The task -
Search the listing below for "máximo". Copy each matching line.

Exercise inputs -
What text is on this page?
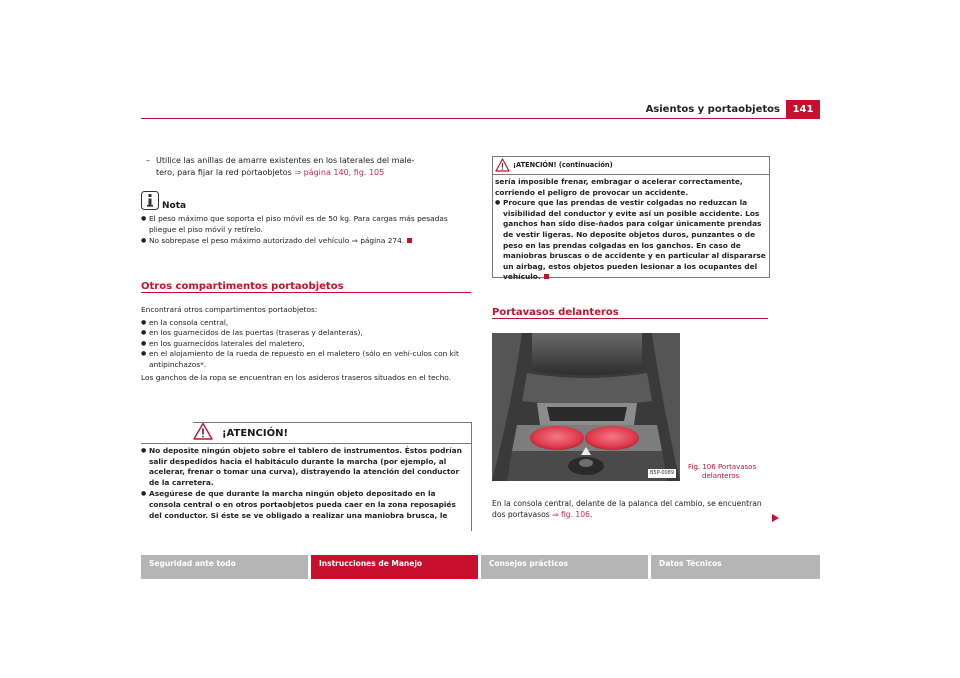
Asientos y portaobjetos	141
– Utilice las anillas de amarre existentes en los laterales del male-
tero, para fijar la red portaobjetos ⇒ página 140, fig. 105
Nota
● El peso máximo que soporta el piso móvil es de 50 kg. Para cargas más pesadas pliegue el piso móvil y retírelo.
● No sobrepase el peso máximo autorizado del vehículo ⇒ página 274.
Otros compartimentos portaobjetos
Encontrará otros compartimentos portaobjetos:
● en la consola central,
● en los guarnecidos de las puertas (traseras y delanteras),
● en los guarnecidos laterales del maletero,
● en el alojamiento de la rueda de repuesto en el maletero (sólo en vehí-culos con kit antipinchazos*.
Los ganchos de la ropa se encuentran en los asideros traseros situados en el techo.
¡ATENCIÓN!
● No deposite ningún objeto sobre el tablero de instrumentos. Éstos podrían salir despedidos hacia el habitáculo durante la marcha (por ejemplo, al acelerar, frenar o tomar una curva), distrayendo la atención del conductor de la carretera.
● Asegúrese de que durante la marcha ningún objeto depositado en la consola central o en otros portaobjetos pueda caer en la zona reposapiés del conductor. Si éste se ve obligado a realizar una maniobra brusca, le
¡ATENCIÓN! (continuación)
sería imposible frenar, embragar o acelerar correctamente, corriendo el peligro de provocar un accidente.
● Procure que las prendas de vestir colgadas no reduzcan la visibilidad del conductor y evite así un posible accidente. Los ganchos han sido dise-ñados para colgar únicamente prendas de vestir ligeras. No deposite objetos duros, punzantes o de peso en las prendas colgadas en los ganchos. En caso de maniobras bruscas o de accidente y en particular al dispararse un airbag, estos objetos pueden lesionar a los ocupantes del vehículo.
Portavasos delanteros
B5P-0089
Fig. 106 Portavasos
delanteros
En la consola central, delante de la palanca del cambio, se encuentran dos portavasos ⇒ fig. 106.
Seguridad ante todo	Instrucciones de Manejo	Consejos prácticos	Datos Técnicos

Answer to this problem -
● El peso máximo que soporta el piso móvil es de 50 kg. Para cargas más pesadas pliegue el piso móvil y retírelo.
● No sobrepase el peso máximo autorizado del vehículo ⇒ página 274.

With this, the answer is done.